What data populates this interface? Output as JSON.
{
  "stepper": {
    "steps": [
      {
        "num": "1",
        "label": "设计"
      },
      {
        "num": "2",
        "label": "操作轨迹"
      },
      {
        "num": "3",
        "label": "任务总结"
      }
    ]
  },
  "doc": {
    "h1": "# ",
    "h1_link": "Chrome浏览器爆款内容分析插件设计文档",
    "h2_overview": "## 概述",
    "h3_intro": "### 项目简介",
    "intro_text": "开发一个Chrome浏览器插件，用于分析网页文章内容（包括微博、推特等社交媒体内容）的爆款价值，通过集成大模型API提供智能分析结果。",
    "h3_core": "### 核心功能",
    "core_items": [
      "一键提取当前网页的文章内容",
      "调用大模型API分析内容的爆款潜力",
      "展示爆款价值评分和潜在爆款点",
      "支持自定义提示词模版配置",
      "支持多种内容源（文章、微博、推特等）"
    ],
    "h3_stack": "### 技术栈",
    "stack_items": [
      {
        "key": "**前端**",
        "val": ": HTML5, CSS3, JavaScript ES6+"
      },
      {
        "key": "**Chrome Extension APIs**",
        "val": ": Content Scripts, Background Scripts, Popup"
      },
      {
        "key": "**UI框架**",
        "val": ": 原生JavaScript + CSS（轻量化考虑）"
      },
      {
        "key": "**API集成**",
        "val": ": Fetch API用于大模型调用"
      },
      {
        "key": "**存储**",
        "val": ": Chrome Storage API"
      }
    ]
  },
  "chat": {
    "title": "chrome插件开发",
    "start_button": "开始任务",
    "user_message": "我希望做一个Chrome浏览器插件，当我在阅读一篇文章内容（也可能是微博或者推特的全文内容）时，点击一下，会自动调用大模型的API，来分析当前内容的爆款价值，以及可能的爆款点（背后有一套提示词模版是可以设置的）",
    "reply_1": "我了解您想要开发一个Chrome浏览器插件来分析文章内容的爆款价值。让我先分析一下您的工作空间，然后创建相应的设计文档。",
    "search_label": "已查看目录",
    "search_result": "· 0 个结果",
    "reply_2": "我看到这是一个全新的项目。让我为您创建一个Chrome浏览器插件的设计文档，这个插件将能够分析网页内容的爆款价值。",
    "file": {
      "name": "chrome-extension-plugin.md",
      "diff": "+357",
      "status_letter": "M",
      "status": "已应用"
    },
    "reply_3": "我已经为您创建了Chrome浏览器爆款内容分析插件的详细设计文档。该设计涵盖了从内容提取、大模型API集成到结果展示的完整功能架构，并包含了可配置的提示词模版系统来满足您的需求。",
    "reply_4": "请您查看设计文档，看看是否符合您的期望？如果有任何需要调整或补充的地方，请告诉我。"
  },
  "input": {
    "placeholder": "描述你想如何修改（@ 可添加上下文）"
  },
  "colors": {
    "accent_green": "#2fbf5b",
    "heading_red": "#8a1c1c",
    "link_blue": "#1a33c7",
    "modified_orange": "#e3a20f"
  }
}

— The request —
Restate all of the entries above precisely.

— Answer to this task —
What data populates this interface? Output as JSON.
{
  "stepper": {
    "steps": [
      {
        "num": "1",
        "label": "设计"
      },
      {
        "num": "2",
        "label": "操作轨迹"
      },
      {
        "num": "3",
        "label": "任务总结"
      }
    ]
  },
  "doc": {
    "h1": "# ",
    "h1_link": "Chrome浏览器爆款内容分析插件设计文档",
    "h2_overview": "## 概述",
    "h3_intro": "### 项目简介",
    "intro_text": "开发一个Chrome浏览器插件，用于分析网页文章内容（包括微博、推特等社交媒体内容）的爆款价值，通过集成大模型API提供智能分析结果。",
    "h3_core": "### 核心功能",
    "core_items": [
      "一键提取当前网页的文章内容",
      "调用大模型API分析内容的爆款潜力",
      "展示爆款价值评分和潜在爆款点",
      "支持自定义提示词模版配置",
      "支持多种内容源（文章、微博、推特等）"
    ],
    "h3_stack": "### 技术栈",
    "stack_items": [
      {
        "key": "**前端**",
        "val": ": HTML5, CSS3, JavaScript ES6+"
      },
      {
        "key": "**Chrome Extension APIs**",
        "val": ": Content Scripts, Background Scripts, Popup"
      },
      {
        "key": "**UI框架**",
        "val": ": 原生JavaScript + CSS（轻量化考虑）"
      },
      {
        "key": "**API集成**",
        "val": ": Fetch API用于大模型调用"
      },
      {
        "key": "**存储**",
        "val": ": Chrome Storage API"
      }
    ]
  },
  "chat": {
    "title": "chrome插件开发",
    "start_button": "开始任务",
    "user_message": "我希望做一个Chrome浏览器插件，当我在阅读一篇文章内容（也可能是微博或者推特的全文内容）时，点击一下，会自动调用大模型的API，来分析当前内容的爆款价值，以及可能的爆款点（背后有一套提示词模版是可以设置的）",
    "reply_1": "我了解您想要开发一个Chrome浏览器插件来分析文章内容的爆款价值。让我先分析一下您的工作空间，然后创建相应的设计文档。",
    "search_label": "已查看目录",
    "search_result": "· 0 个结果",
    "reply_2": "我看到这是一个全新的项目。让我为您创建一个Chrome浏览器插件的设计文档，这个插件将能够分析网页内容的爆款价值。",
    "file": {
      "name": "chrome-extension-plugin.md",
      "diff": "+357",
      "status_letter": "M",
      "status": "已应用"
    },
    "reply_3": "我已经为您创建了Chrome浏览器爆款内容分析插件的详细设计文档。该设计涵盖了从内容提取、大模型API集成到结果展示的完整功能架构，并包含了可配置的提示词模版系统来满足您的需求。",
    "reply_4": "请您查看设计文档，看看是否符合您的期望？如果有任何需要调整或补充的地方，请告诉我。"
  },
  "input": {
    "placeholder": "描述你想如何修改（@ 可添加上下文）"
  },
  "colors": {
    "accent_green": "#2fbf5b",
    "heading_red": "#8a1c1c",
    "link_blue": "#1a33c7",
    "modified_orange": "#e3a20f"
  }
}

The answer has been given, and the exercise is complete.